▸ Stored data:
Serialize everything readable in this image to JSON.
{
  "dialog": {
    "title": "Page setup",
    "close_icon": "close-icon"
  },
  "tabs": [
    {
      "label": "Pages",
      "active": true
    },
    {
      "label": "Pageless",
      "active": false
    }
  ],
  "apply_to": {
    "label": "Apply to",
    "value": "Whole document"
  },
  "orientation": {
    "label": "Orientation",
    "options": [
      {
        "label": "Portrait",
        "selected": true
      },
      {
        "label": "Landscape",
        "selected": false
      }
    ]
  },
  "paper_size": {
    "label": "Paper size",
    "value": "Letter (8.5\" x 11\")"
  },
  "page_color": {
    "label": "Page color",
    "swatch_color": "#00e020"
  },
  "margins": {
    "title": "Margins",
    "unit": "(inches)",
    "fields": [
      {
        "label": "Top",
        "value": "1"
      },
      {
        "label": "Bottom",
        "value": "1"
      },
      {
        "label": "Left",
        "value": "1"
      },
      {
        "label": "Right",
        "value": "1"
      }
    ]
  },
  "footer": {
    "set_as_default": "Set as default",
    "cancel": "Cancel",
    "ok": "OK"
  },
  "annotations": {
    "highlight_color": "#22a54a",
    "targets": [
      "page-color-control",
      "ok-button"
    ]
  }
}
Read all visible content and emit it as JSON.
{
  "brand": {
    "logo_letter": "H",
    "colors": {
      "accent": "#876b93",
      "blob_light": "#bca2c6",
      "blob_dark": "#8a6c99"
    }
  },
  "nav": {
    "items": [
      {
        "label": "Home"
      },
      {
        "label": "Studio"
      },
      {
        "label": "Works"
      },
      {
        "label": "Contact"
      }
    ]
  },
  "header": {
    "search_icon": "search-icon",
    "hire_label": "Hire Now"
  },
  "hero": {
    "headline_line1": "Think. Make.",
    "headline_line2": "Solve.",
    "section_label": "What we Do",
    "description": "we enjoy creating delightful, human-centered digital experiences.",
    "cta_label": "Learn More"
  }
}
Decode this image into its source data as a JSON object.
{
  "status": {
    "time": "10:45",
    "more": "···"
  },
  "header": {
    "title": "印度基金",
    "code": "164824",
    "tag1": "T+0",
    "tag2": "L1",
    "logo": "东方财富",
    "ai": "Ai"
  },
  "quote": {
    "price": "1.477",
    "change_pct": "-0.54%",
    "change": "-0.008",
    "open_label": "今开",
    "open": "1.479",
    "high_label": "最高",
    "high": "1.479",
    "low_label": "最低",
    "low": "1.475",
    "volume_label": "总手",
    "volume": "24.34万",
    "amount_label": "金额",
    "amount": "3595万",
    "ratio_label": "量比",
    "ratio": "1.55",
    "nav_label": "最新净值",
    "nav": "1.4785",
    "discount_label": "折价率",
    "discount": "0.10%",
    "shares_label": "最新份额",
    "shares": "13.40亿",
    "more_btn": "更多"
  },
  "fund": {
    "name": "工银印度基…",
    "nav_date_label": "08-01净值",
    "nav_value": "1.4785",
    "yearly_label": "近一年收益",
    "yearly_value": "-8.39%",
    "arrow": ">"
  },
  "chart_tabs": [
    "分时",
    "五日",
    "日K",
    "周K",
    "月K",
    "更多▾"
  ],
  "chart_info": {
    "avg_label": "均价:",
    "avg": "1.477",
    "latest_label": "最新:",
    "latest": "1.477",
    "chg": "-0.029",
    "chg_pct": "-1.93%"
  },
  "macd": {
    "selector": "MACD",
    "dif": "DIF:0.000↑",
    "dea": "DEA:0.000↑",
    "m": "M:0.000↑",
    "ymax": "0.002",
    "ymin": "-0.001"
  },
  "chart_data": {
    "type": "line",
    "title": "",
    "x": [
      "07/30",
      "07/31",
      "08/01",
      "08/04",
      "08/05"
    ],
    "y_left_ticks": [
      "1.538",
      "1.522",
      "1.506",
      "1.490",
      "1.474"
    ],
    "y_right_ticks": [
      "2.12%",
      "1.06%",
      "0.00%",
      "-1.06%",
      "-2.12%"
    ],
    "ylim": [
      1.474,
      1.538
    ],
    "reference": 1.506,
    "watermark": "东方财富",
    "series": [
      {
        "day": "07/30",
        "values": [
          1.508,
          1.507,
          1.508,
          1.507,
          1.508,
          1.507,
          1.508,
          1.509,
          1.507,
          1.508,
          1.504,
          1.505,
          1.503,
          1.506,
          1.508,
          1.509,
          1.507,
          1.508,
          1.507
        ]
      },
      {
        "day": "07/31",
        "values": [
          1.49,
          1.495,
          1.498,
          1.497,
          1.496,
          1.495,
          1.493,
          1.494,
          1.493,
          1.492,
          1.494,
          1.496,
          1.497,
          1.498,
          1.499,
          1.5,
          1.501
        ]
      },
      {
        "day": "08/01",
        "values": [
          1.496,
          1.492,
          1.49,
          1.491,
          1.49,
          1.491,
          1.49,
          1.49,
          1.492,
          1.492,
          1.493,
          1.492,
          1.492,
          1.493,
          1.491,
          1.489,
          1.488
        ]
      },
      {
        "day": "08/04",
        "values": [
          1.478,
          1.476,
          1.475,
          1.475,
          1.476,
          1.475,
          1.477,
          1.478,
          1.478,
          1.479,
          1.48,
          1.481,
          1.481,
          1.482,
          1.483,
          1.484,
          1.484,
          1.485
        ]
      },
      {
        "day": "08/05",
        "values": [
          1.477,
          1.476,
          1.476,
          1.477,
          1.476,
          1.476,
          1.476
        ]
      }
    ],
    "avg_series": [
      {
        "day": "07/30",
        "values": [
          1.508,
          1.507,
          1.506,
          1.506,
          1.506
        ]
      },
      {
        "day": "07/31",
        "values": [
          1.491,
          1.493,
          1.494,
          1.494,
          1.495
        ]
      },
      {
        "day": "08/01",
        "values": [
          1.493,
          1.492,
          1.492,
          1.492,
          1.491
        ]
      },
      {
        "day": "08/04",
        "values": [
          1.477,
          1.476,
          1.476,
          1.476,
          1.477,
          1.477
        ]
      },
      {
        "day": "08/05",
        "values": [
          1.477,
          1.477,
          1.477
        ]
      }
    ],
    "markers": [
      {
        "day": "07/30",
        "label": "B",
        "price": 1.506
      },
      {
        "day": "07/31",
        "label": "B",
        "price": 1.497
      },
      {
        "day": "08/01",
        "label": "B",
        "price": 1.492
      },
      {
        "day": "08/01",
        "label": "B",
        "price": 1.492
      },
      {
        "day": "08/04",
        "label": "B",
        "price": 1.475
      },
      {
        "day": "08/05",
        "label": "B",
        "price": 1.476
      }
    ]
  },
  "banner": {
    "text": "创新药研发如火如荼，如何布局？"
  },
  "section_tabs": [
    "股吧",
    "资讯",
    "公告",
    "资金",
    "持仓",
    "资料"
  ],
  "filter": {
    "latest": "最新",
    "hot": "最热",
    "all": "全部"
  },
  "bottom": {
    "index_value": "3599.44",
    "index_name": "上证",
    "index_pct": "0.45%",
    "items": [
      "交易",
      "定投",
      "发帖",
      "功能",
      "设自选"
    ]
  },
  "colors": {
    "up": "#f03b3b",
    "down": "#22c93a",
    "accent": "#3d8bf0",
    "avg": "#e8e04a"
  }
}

▸ Problem details: Reproduce the records word for word.

▸ Solution below:
Serialize everything readable in this image to JSON.
{
  "dialog": {
    "title": "Page setup",
    "close_icon": "close-icon"
  },
  "tabs": [
    {
      "label": "Pages",
      "active": true
    },
    {
      "label": "Pageless",
      "active": false
    }
  ],
  "apply_to": {
    "label": "Apply to",
    "value": "Whole document"
  },
  "orientation": {
    "label": "Orientation",
    "options": [
      {
        "label": "Portrait",
        "selected": true
      },
      {
        "label": "Landscape",
        "selected": false
      }
    ]
  },
  "paper_size": {
    "label": "Paper size",
    "value": "Letter (8.5\" x 11\")"
  },
  "page_color": {
    "label": "Page color",
    "swatch_color": "#00e020"
  },
  "margins": {
    "title": "Margins",
    "unit": "(inches)",
    "fields": [
      {
        "label": "Top",
        "value": "1"
      },
      {
        "label": "Bottom",
        "value": "1"
      },
      {
        "label": "Left",
        "value": "1"
      },
      {
        "label": "Right",
        "value": "1"
      }
    ]
  },
  "footer": {
    "set_as_default": "Set as default",
    "cancel": "Cancel",
    "ok": "OK"
  },
  "annotations": {
    "highlight_color": "#22a54a",
    "targets": [
      "page-color-control",
      "ok-button"
    ]
  }
}
Read all visible content and emit it as JSON.
{
  "brand": {
    "logo_letter": "H",
    "colors": {
      "accent": "#876b93",
      "blob_light": "#bca2c6",
      "blob_dark": "#8a6c99"
    }
  },
  "nav": {
    "items": [
      {
        "label": "Home"
      },
      {
        "label": "Studio"
      },
      {
        "label": "Works"
      },
      {
        "label": "Contact"
      }
    ]
  },
  "header": {
    "search_icon": "search-icon",
    "hire_label": "Hire Now"
  },
  "hero": {
    "headline_line1": "Think. Make.",
    "headline_line2": "Solve.",
    "section_label": "What we Do",
    "description": "we enjoy creating delightful, human-centered digital experiences.",
    "cta_label": "Learn More"
  }
}
Decode this image into its source data as a JSON object.
{
  "status": {
    "time": "10:45",
    "more": "···"
  },
  "header": {
    "title": "印度基金",
    "code": "164824",
    "tag1": "T+0",
    "tag2": "L1",
    "logo": "东方财富",
    "ai": "Ai"
  },
  "quote": {
    "price": "1.477",
    "change_pct": "-0.54%",
    "change": "-0.008",
    "open_label": "今开",
    "open": "1.479",
    "high_label": "最高",
    "high": "1.479",
    "low_label": "最低",
    "low": "1.475",
    "volume_label": "总手",
    "volume": "24.34万",
    "amount_label": "金额",
    "amount": "3595万",
    "ratio_label": "量比",
    "ratio": "1.55",
    "nav_label": "最新净值",
    "nav": "1.4785",
    "discount_label": "折价率",
    "discount": "0.10%",
    "shares_label": "最新份额",
    "shares": "13.40亿",
    "more_btn": "更多"
  },
  "fund": {
    "name": "工银印度基…",
    "nav_date_label": "08-01净值",
    "nav_value": "1.4785",
    "yearly_label": "近一年收益",
    "yearly_value": "-8.39%",
    "arrow": ">"
  },
  "chart_tabs": [
    "分时",
    "五日",
    "日K",
    "周K",
    "月K",
    "更多▾"
  ],
  "chart_info": {
    "avg_label": "均价:",
    "avg": "1.477",
    "latest_label": "最新:",
    "latest": "1.477",
    "chg": "-0.029",
    "chg_pct": "-1.93%"
  },
  "macd": {
    "selector": "MACD",
    "dif": "DIF:0.000↑",
    "dea": "DEA:0.000↑",
    "m": "M:0.000↑",
    "ymax": "0.002",
    "ymin": "-0.001"
  },
  "chart_data": {
    "type": "line",
    "title": "",
    "x": [
      "07/30",
      "07/31",
      "08/01",
      "08/04",
      "08/05"
    ],
    "y_left_ticks": [
      "1.538",
      "1.522",
      "1.506",
      "1.490",
      "1.474"
    ],
    "y_right_ticks": [
      "2.12%",
      "1.06%",
      "0.00%",
      "-1.06%",
      "-2.12%"
    ],
    "ylim": [
      1.474,
      1.538
    ],
    "reference": 1.506,
    "watermark": "东方财富",
    "series": [
      {
        "day": "07/30",
        "values": [
          1.508,
          1.507,
          1.508,
          1.507,
          1.508,
          1.507,
          1.508,
          1.509,
          1.507,
          1.508,
          1.504,
          1.505,
          1.503,
          1.506,
          1.508,
          1.509,
          1.507,
          1.508,
          1.507
        ]
      },
      {
        "day": "07/31",
        "values": [
          1.49,
          1.495,
          1.498,
          1.497,
          1.496,
          1.495,
          1.493,
          1.494,
          1.493,
          1.492,
          1.494,
          1.496,
          1.497,
          1.498,
          1.499,
          1.5,
          1.501
        ]
      },
      {
        "day": "08/01",
        "values": [
          1.496,
          1.492,
          1.49,
          1.491,
          1.49,
          1.491,
          1.49,
          1.49,
          1.492,
          1.492,
          1.493,
          1.492,
          1.492,
          1.493,
          1.491,
          1.489,
          1.488
        ]
      },
      {
        "day": "08/04",
        "values": [
          1.478,
          1.476,
          1.475,
          1.475,
          1.476,
          1.475,
          1.477,
          1.478,
          1.478,
          1.479,
          1.48,
          1.481,
          1.481,
          1.482,
          1.483,
          1.484,
          1.484,
          1.485
        ]
      },
      {
        "day": "08/05",
        "values": [
          1.477,
          1.476,
          1.476,
          1.477,
          1.476,
          1.476,
          1.476
        ]
      }
    ],
    "avg_series": [
      {
        "day": "07/30",
        "values": [
          1.508,
          1.507,
          1.506,
          1.506,
          1.506
        ]
      },
      {
        "day": "07/31",
        "values": [
          1.491,
          1.493,
          1.494,
          1.494,
          1.495
        ]
      },
      {
        "day": "08/01",
        "values": [
          1.493,
          1.492,
          1.492,
          1.492,
          1.491
        ]
      },
      {
        "day": "08/04",
        "values": [
          1.477,
          1.476,
          1.476,
          1.476,
          1.477,
          1.477
        ]
      },
      {
        "day": "08/05",
        "values": [
          1.477,
          1.477,
          1.477
        ]
      }
    ],
    "markers": [
      {
        "day": "07/30",
        "label": "B",
        "price": 1.506
      },
      {
        "day": "07/31",
        "label": "B",
        "price": 1.497
      },
      {
        "day": "08/01",
        "label": "B",
        "price": 1.492
      },
      {
        "day": "08/01",
        "label": "B",
        "price": 1.492
      },
      {
        "day": "08/04",
        "label": "B",
        "price": 1.475
      },
      {
        "day": "08/05",
        "label": "B",
        "price": 1.476
      }
    ]
  },
  "banner": {
    "text": "创新药研发如火如荼，如何布局？"
  },
  "section_tabs": [
    "股吧",
    "资讯",
    "公告",
    "资金",
    "持仓",
    "资料"
  ],
  "filter": {
    "latest": "最新",
    "hot": "最热",
    "all": "全部"
  },
  "bottom": {
    "index_value": "3599.44",
    "index_name": "上证",
    "index_pct": "0.45%",
    "items": [
      "交易",
      "定投",
      "发帖",
      "功能",
      "设自选"
    ]
  },
  "colors": {
    "up": "#f03b3b",
    "down": "#22c93a",
    "accent": "#3d8bf0",
    "avg": "#e8e04a"
  }
}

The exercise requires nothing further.